### GIVEN REQUEST
Repeat the listing below in full, exactly as it stands.

### RECORDS
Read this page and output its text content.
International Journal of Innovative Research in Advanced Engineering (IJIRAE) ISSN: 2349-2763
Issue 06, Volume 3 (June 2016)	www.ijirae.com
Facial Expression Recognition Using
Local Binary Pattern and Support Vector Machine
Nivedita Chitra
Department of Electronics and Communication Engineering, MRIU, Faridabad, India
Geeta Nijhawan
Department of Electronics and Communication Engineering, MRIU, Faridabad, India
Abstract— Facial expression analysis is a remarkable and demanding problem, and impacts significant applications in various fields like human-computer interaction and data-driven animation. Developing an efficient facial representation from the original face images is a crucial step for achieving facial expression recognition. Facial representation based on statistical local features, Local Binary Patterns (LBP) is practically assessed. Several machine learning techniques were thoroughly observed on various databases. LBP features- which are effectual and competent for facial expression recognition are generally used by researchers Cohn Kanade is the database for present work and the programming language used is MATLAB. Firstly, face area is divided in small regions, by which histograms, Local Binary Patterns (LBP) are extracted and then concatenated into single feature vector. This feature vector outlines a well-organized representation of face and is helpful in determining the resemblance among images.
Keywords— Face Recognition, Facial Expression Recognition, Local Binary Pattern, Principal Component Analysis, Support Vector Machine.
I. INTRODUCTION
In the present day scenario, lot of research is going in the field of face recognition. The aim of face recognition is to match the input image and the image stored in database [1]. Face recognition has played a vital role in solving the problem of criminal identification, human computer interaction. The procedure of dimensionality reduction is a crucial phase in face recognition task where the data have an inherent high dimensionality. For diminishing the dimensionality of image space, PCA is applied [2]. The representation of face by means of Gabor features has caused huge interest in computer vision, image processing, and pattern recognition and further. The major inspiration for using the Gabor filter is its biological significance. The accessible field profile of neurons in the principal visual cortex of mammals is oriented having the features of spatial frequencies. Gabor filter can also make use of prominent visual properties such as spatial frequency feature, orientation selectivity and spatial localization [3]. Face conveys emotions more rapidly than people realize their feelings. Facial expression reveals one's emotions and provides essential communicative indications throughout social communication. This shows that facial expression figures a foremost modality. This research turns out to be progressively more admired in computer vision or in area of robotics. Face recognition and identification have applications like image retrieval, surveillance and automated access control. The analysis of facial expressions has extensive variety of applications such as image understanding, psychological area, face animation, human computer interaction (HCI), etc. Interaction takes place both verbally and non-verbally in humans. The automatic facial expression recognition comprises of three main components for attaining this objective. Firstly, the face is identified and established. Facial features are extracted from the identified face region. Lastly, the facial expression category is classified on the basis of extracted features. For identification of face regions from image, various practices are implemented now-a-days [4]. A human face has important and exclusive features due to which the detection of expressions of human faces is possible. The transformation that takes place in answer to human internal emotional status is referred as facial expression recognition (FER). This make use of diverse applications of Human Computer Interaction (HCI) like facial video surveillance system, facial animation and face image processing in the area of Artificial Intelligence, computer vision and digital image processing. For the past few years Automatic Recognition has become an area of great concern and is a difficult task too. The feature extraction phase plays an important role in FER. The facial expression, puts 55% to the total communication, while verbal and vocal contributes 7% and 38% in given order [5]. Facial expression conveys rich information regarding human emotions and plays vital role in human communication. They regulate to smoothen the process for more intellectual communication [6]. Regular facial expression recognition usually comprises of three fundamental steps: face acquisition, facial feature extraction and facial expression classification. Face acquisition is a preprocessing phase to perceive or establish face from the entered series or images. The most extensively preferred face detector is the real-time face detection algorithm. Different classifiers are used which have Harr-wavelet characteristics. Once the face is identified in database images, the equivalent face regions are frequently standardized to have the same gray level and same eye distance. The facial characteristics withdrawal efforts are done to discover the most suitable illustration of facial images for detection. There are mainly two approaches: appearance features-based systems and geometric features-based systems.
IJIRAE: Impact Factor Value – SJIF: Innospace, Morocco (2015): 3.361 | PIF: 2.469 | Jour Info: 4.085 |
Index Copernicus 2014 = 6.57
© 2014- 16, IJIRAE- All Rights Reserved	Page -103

### SOLVED EXERCISE
Read this page and output its text content.
International Journal of Innovative Research in Advanced Engineering (IJIRAE) ISSN: 2349-2763
Issue 06, Volume 3 (June 2016)	www.ijirae.com
Facial Expression Recognition Using
Local Binary Pattern and Support Vector Machine
Nivedita Chitra
Department of Electronics and Communication Engineering, MRIU, Faridabad, India
Geeta Nijhawan
Department of Electronics and Communication Engineering, MRIU, Faridabad, India
Abstract— Facial expression analysis is a remarkable and demanding problem, and impacts significant applications in various fields like human-computer interaction and data-driven animation. Developing an efficient facial representation from the original face images is a crucial step for achieving facial expression recognition. Facial representation based on statistical local features, Local Binary Patterns (LBP) is practically assessed. Several machine learning techniques were thoroughly observed on various databases. LBP features- which are effectual and competent for facial expression recognition are generally used by researchers Cohn Kanade is the database for present work and the programming language used is MATLAB. Firstly, face area is divided in small regions, by which histograms, Local Binary Patterns (LBP) are extracted and then concatenated into single feature vector. This feature vector outlines a well-organized representation of face and is helpful in determining the resemblance among images.
Keywords— Face Recognition, Facial Expression Recognition, Local Binary Pattern, Principal Component Analysis, Support Vector Machine.
I. INTRODUCTION
In the present day scenario, lot of research is going in the field of face recognition. The aim of face recognition is to match the input image and the image stored in database [1]. Face recognition has played a vital role in solving the problem of criminal identification, human computer interaction. The procedure of dimensionality reduction is a crucial phase in face recognition task where the data have an inherent high dimensionality. For diminishing the dimensionality of image space, PCA is applied [2]. The representation of face by means of Gabor features has caused huge interest in computer vision, image processing, and pattern recognition and further. The major inspiration for using the Gabor filter is its biological significance. The accessible field profile of neurons in the principal visual cortex of mammals is oriented having the features of spatial frequencies. Gabor filter can also make use of prominent visual properties such as spatial frequency feature, orientation selectivity and spatial localization [3]. Face conveys emotions more rapidly than people realize their feelings. Facial expression reveals one's emotions and provides essential communicative indications throughout social communication. This shows that facial expression figures a foremost modality. This research turns out to be progressively more admired in computer vision or in area of robotics. Face recognition and identification have applications like image retrieval, surveillance and automated access control. The analysis of facial expressions has extensive variety of applications such as image understanding, psychological area, face animation, human computer interaction (HCI), etc. Interaction takes place both verbally and non-verbally in humans. The automatic facial expression recognition comprises of three main components for attaining this objective. Firstly, the face is identified and established. Facial features are extracted from the identified face region. Lastly, the facial expression category is classified on the basis of extracted features. For identification of face regions from image, various practices are implemented now-a-days [4]. A human face has important and exclusive features due to which the detection of expressions of human faces is possible. The transformation that takes place in answer to human internal emotional status is referred as facial expression recognition (FER). This make use of diverse applications of Human Computer Interaction (HCI) like facial video surveillance system, facial animation and face image processing in the area of Artificial Intelligence, computer vision and digital image processing. For the past few years Automatic Recognition has become an area of great concern and is a difficult task too. The feature extraction phase plays an important role in FER. The facial expression, puts 55% to the total communication, while verbal and vocal contributes 7% and 38% in given order [5]. Facial expression conveys rich information regarding human emotions and plays vital role in human communication. They regulate to smoothen the process for more intellectual communication [6]. Regular facial expression recognition usually comprises of three fundamental steps: face acquisition, facial feature extraction and facial expression classification. Face acquisition is a preprocessing phase to perceive or establish face from the entered series or images. The most extensively preferred face detector is the real-time face detection algorithm. Different classifiers are used which have Harr-wavelet characteristics. Once the face is identified in database images, the equivalent face regions are frequently standardized to have the same gray level and same eye distance. The facial characteristics withdrawal efforts are done to discover the most suitable illustration of facial images for detection. There are mainly two approaches: appearance features-based systems and geometric features-based systems.
IJIRAE: Impact Factor Value – SJIF: Innospace, Morocco (2015): 3.361 | PIF: 2.469 | Jour Info: 4.085 |
Index Copernicus 2014 = 6.57
© 2014- 16, IJIRAE- All Rights Reserved	Page -103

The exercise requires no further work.